Problem:
Every record below is to be retyped exactly.

Provided information:
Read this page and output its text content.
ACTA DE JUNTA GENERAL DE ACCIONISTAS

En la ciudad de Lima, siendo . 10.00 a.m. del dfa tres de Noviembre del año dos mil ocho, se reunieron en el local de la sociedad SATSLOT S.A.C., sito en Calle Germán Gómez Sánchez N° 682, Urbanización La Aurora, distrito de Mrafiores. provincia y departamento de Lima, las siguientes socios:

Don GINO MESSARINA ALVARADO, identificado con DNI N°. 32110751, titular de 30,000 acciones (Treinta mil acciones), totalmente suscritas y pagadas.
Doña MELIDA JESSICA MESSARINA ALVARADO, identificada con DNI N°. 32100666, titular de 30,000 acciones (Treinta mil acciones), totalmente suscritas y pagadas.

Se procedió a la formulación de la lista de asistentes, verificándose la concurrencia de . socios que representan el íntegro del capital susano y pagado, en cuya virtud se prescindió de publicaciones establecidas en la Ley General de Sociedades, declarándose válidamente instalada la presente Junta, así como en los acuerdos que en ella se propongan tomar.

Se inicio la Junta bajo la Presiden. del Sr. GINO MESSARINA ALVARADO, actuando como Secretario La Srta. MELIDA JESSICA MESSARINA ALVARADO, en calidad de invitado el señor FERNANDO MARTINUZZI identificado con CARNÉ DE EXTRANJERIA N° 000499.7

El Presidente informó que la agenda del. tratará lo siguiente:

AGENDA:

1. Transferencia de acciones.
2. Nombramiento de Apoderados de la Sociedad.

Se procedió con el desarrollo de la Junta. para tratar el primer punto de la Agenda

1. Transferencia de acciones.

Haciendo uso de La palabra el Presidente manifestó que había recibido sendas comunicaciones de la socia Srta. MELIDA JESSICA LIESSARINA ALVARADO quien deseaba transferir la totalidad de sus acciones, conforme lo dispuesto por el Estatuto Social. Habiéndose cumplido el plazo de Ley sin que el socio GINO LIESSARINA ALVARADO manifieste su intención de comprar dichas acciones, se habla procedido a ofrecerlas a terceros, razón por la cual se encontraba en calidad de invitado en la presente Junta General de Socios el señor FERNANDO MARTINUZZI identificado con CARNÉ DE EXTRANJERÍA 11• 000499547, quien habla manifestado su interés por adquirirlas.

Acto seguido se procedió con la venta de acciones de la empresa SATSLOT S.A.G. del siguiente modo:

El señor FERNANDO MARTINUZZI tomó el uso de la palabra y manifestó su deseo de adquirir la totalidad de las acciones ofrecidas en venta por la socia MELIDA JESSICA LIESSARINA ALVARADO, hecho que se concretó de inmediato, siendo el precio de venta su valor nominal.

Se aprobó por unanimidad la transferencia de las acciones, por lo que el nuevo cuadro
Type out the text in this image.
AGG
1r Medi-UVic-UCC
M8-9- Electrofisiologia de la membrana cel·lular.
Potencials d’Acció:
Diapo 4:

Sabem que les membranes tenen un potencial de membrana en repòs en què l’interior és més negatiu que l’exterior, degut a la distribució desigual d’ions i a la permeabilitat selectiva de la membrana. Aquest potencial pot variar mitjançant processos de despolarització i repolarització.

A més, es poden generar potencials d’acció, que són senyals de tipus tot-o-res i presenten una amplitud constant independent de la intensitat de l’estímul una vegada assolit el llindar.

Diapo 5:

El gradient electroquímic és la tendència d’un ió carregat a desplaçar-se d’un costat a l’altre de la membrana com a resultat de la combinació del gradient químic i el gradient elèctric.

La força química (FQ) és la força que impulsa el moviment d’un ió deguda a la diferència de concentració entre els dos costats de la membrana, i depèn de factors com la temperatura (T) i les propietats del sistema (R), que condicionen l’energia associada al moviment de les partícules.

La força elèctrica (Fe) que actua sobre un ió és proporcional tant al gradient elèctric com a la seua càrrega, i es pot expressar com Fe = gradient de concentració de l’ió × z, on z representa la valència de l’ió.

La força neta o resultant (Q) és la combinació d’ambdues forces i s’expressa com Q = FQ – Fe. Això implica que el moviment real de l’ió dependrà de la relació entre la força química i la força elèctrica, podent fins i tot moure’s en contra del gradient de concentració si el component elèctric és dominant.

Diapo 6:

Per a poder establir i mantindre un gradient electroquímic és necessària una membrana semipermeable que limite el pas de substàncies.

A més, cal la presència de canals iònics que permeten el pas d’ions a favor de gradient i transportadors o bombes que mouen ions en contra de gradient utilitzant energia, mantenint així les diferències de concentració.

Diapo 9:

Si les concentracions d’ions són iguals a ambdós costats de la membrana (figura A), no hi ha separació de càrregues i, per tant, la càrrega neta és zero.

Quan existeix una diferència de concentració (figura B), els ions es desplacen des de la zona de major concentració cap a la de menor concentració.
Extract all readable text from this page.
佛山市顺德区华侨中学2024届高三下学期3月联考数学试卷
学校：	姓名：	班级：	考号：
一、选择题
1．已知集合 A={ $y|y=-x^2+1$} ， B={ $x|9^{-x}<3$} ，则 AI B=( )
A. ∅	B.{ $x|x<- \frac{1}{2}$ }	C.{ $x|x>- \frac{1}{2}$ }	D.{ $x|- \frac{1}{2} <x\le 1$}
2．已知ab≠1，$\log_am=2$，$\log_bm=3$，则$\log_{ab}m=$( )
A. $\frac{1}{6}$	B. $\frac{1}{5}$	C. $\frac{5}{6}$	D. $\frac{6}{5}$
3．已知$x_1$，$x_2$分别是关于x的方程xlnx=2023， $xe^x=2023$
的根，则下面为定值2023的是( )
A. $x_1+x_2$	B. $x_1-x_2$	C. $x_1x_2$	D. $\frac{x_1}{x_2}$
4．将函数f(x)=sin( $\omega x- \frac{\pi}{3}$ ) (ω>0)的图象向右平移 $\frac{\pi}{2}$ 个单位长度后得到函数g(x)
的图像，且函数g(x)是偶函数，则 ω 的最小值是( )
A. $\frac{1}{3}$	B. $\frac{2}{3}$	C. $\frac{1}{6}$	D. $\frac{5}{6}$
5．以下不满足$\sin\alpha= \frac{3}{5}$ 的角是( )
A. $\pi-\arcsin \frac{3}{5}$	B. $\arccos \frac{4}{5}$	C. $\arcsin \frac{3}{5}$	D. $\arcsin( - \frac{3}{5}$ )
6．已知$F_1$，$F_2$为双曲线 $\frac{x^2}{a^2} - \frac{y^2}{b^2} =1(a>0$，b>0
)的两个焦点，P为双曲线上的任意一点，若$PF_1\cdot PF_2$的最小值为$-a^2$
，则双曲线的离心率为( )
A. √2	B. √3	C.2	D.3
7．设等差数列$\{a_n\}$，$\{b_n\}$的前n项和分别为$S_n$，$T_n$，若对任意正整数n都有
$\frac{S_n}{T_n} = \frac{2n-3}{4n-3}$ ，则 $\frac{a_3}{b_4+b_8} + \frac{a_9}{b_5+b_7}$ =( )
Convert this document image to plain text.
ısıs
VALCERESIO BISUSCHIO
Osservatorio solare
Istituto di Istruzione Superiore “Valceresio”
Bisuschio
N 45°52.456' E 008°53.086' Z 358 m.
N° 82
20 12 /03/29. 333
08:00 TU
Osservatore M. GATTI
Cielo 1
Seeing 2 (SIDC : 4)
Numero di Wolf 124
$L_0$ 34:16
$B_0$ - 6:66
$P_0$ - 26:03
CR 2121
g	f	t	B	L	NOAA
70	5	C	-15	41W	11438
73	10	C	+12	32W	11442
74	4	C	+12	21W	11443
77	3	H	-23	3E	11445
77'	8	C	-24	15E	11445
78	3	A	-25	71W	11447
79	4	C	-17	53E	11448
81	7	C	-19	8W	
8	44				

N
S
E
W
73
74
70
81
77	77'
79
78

Expected answer:
Read this page and output its text content.
ACTA DE JUNTA GENERAL DE ACCIONISTAS

En la ciudad de Lima, siendo . 10.00 a.m. del dfa tres de Noviembre del año dos mil ocho, se reunieron en el local de la sociedad SATSLOT S.A.C., sito en Calle Germán Gómez Sánchez N° 682, Urbanización La Aurora, distrito de Mrafiores. provincia y departamento de Lima, las siguientes socios:

Don GINO MESSARINA ALVARADO, identificado con DNI N°. 32110751, titular de 30,000 acciones (Treinta mil acciones), totalmente suscritas y pagadas.
Doña MELIDA JESSICA MESSARINA ALVARADO, identificada con DNI N°. 32100666, titular de 30,000 acciones (Treinta mil acciones), totalmente suscritas y pagadas.

Se procedió a la formulación de la lista de asistentes, verificándose la concurrencia de . socios que representan el íntegro del capital susano y pagado, en cuya virtud se prescindió de publicaciones establecidas en la Ley General de Sociedades, declarándose válidamente instalada la presente Junta, así como en los acuerdos que en ella se propongan tomar.

Se inicio la Junta bajo la Presiden. del Sr. GINO MESSARINA ALVARADO, actuando como Secretario La Srta. MELIDA JESSICA MESSARINA ALVARADO, en calidad de invitado el señor FERNANDO MARTINUZZI identificado con CARNÉ DE EXTRANJERIA N° 000499.7

El Presidente informó que la agenda del. tratará lo siguiente:

AGENDA:

1. Transferencia de acciones.
2. Nombramiento de Apoderados de la Sociedad.

Se procedió con el desarrollo de la Junta. para tratar el primer punto de la Agenda

1. Transferencia de acciones.

Haciendo uso de La palabra el Presidente manifestó que había recibido sendas comunicaciones de la socia Srta. MELIDA JESSICA LIESSARINA ALVARADO quien deseaba transferir la totalidad de sus acciones, conforme lo dispuesto por el Estatuto Social. Habiéndose cumplido el plazo de Ley sin que el socio GINO LIESSARINA ALVARADO manifieste su intención de comprar dichas acciones, se habla procedido a ofrecerlas a terceros, razón por la cual se encontraba en calidad de invitado en la presente Junta General de Socios el señor FERNANDO MARTINUZZI identificado con CARNÉ DE EXTRANJERÍA 11• 000499547, quien habla manifestado su interés por adquirirlas.

Acto seguido se procedió con la venta de acciones de la empresa SATSLOT S.A.G. del siguiente modo:

El señor FERNANDO MARTINUZZI tomó el uso de la palabra y manifestó su deseo de adquirir la totalidad de las acciones ofrecidas en venta por la socia MELIDA JESSICA LIESSARINA ALVARADO, hecho que se concretó de inmediato, siendo el precio de venta su valor nominal.

Se aprobó por unanimidad la transferencia de las acciones, por lo que el nuevo cuadro
Type out the text in this image.
AGG
1r Medi-UVic-UCC
M8-9- Electrofisiologia de la membrana cel·lular.
Potencials d’Acció:
Diapo 4:

Sabem que les membranes tenen un potencial de membrana en repòs en què l’interior és més negatiu que l’exterior, degut a la distribució desigual d’ions i a la permeabilitat selectiva de la membrana. Aquest potencial pot variar mitjançant processos de despolarització i repolarització.

A més, es poden generar potencials d’acció, que són senyals de tipus tot-o-res i presenten una amplitud constant independent de la intensitat de l’estímul una vegada assolit el llindar.

Diapo 5:

El gradient electroquímic és la tendència d’un ió carregat a desplaçar-se d’un costat a l’altre de la membrana com a resultat de la combinació del gradient químic i el gradient elèctric.

La força química (FQ) és la força que impulsa el moviment d’un ió deguda a la diferència de concentració entre els dos costats de la membrana, i depèn de factors com la temperatura (T) i les propietats del sistema (R), que condicionen l’energia associada al moviment de les partícules.

La força elèctrica (Fe) que actua sobre un ió és proporcional tant al gradient elèctric com a la seua càrrega, i es pot expressar com Fe = gradient de concentració de l’ió × z, on z representa la valència de l’ió.

La força neta o resultant (Q) és la combinació d’ambdues forces i s’expressa com Q = FQ – Fe. Això implica que el moviment real de l’ió dependrà de la relació entre la força química i la força elèctrica, podent fins i tot moure’s en contra del gradient de concentració si el component elèctric és dominant.

Diapo 6:

Per a poder establir i mantindre un gradient electroquímic és necessària una membrana semipermeable que limite el pas de substàncies.

A més, cal la presència de canals iònics que permeten el pas d’ions a favor de gradient i transportadors o bombes que mouen ions en contra de gradient utilitzant energia, mantenint així les diferències de concentració.

Diapo 9:

Si les concentracions d’ions són iguals a ambdós costats de la membrana (figura A), no hi ha separació de càrregues i, per tant, la càrrega neta és zero.

Quan existeix una diferència de concentració (figura B), els ions es desplacen des de la zona de major concentració cap a la de menor concentració.
Extract all readable text from this page.
佛山市顺德区华侨中学2024届高三下学期3月联考数学试卷
学校：	姓名：	班级：	考号：
一、选择题
1．已知集合 A={ $y|y=-x^2+1$} ， B={ $x|9^{-x}<3$} ，则 AI B=( )
A. ∅	B.{ $x|x<- \frac{1}{2}$ }	C.{ $x|x>- \frac{1}{2}$ }	D.{ $x|- \frac{1}{2} <x\le 1$}
2．已知ab≠1，$\log_am=2$，$\log_bm=3$，则$\log_{ab}m=$( )
A. $\frac{1}{6}$	B. $\frac{1}{5}$	C. $\frac{5}{6}$	D. $\frac{6}{5}$
3．已知$x_1$，$x_2$分别是关于x的方程xlnx=2023， $xe^x=2023$
的根，则下面为定值2023的是( )
A. $x_1+x_2$	B. $x_1-x_2$	C. $x_1x_2$	D. $\frac{x_1}{x_2}$
4．将函数f(x)=sin( $\omega x- \frac{\pi}{3}$ ) (ω>0)的图象向右平移 $\frac{\pi}{2}$ 个单位长度后得到函数g(x)
的图像，且函数g(x)是偶函数，则 ω 的最小值是( )
A. $\frac{1}{3}$	B. $\frac{2}{3}$	C. $\frac{1}{6}$	D. $\frac{5}{6}$
5．以下不满足$\sin\alpha= \frac{3}{5}$ 的角是( )
A. $\pi-\arcsin \frac{3}{5}$	B. $\arccos \frac{4}{5}$	C. $\arcsin \frac{3}{5}$	D. $\arcsin( - \frac{3}{5}$ )
6．已知$F_1$，$F_2$为双曲线 $\frac{x^2}{a^2} - \frac{y^2}{b^2} =1(a>0$，b>0
)的两个焦点，P为双曲线上的任意一点，若$PF_1\cdot PF_2$的最小值为$-a^2$
，则双曲线的离心率为( )
A. √2	B. √3	C.2	D.3
7．设等差数列$\{a_n\}$，$\{b_n\}$的前n项和分别为$S_n$，$T_n$，若对任意正整数n都有
$\frac{S_n}{T_n} = \frac{2n-3}{4n-3}$ ，则 $\frac{a_3}{b_4+b_8} + \frac{a_9}{b_5+b_7}$ =( )
Convert this document image to plain text.
ısıs
VALCERESIO BISUSCHIO
Osservatorio solare
Istituto di Istruzione Superiore “Valceresio”
Bisuschio
N 45°52.456' E 008°53.086' Z 358 m.
N° 82
20 12 /03/29. 333
08:00 TU
Osservatore M. GATTI
Cielo 1
Seeing 2 (SIDC : 4)
Numero di Wolf 124
$L_0$ 34:16
$B_0$ - 6:66
$P_0$ - 26:03
CR 2121
g	f	t	B	L	NOAA
70	5	C	-15	41W	11438
73	10	C	+12	32W	11442
74	4	C	+12	21W	11443
77	3	H	-23	3E	11445
77'	8	C	-24	15E	11445
78	3	A	-25	71W	11447
79	4	C	-17	53E	11448
81	7	C	-19	8W	
8	44				

N
S
E
W
73
74
70
81
77	77'
79
78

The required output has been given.